**REQUIRED WORK**
Output all of the entries exactly as written.

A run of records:
- - -

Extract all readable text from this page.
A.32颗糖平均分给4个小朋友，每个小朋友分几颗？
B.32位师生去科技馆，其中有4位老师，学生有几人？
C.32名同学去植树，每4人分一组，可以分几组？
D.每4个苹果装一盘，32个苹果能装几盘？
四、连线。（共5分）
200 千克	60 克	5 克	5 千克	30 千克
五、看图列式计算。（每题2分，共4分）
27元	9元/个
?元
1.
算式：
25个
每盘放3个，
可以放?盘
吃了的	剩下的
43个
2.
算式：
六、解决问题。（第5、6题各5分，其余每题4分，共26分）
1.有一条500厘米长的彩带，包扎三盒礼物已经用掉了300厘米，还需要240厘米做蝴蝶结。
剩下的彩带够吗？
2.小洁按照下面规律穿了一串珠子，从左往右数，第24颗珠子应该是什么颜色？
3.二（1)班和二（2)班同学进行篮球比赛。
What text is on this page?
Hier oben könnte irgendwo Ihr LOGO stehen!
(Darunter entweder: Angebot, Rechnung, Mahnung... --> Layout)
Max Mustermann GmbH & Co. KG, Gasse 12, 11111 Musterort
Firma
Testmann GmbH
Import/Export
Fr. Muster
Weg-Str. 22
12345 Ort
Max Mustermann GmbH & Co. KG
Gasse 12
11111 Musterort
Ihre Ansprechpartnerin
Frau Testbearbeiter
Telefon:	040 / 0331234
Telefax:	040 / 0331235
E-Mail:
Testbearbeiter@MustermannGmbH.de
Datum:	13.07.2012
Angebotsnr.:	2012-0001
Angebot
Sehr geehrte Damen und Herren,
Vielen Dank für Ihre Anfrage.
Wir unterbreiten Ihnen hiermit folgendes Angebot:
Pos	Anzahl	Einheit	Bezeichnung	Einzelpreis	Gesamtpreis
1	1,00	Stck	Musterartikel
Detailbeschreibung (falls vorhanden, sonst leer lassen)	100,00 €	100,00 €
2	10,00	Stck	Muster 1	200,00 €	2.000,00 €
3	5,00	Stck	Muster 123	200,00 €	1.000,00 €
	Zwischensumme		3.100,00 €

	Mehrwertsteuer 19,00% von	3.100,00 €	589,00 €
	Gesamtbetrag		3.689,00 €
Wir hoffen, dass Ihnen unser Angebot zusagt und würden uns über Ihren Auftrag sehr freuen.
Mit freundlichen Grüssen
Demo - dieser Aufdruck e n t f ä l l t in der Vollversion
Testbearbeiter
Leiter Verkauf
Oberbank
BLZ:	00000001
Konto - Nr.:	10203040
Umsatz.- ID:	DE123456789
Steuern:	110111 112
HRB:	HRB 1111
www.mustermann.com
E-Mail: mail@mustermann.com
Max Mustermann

- - -

**TASK ANSWER**
Extract all readable text from this page.
A.32颗糖平均分给4个小朋友，每个小朋友分几颗？
B.32位师生去科技馆，其中有4位老师，学生有几人？
C.32名同学去植树，每4人分一组，可以分几组？
D.每4个苹果装一盘，32个苹果能装几盘？
四、连线。（共5分）
200 千克	60 克	5 克	5 千克	30 千克
五、看图列式计算。（每题2分，共4分）
27元	9元/个
?元
1.
算式：
25个
每盘放3个，
可以放?盘
吃了的	剩下的
43个
2.
算式：
六、解决问题。（第5、6题各5分，其余每题4分，共26分）
1.有一条500厘米长的彩带，包扎三盒礼物已经用掉了300厘米，还需要240厘米做蝴蝶结。
剩下的彩带够吗？
2.小洁按照下面规律穿了一串珠子，从左往右数，第24颗珠子应该是什么颜色？
3.二（1)班和二（2)班同学进行篮球比赛。
What text is on this page?
Hier oben könnte irgendwo Ihr LOGO stehen!
(Darunter entweder: Angebot, Rechnung, Mahnung... --> Layout)
Max Mustermann GmbH & Co. KG, Gasse 12, 11111 Musterort
Firma
Testmann GmbH
Import/Export
Fr. Muster
Weg-Str. 22
12345 Ort
Max Mustermann GmbH & Co. KG
Gasse 12
11111 Musterort
Ihre Ansprechpartnerin
Frau Testbearbeiter
Telefon:	040 / 0331234
Telefax:	040 / 0331235
E-Mail:
Testbearbeiter@MustermannGmbH.de
Datum:	13.07.2012
Angebotsnr.:	2012-0001
Angebot
Sehr geehrte Damen und Herren,
Vielen Dank für Ihre Anfrage.
Wir unterbreiten Ihnen hiermit folgendes Angebot:
Pos	Anzahl	Einheit	Bezeichnung	Einzelpreis	Gesamtpreis
1	1,00	Stck	Musterartikel
Detailbeschreibung (falls vorhanden, sonst leer lassen)	100,00 €	100,00 €
2	10,00	Stck	Muster 1	200,00 €	2.000,00 €
3	5,00	Stck	Muster 123	200,00 €	1.000,00 €
	Zwischensumme		3.100,00 €

	Mehrwertsteuer 19,00% von	3.100,00 €	589,00 €
	Gesamtbetrag		3.689,00 €
Wir hoffen, dass Ihnen unser Angebot zusagt und würden uns über Ihren Auftrag sehr freuen.
Mit freundlichen Grüssen
Demo - dieser Aufdruck e n t f ä l l t in der Vollversion
Testbearbeiter
Leiter Verkauf
Oberbank
BLZ:	00000001
Konto - Nr.:	10203040
Umsatz.- ID:	DE123456789
Steuern:	110111 112
HRB:	HRB 1111
www.mustermann.com
E-Mail: mail@mustermann.com
Max Mustermann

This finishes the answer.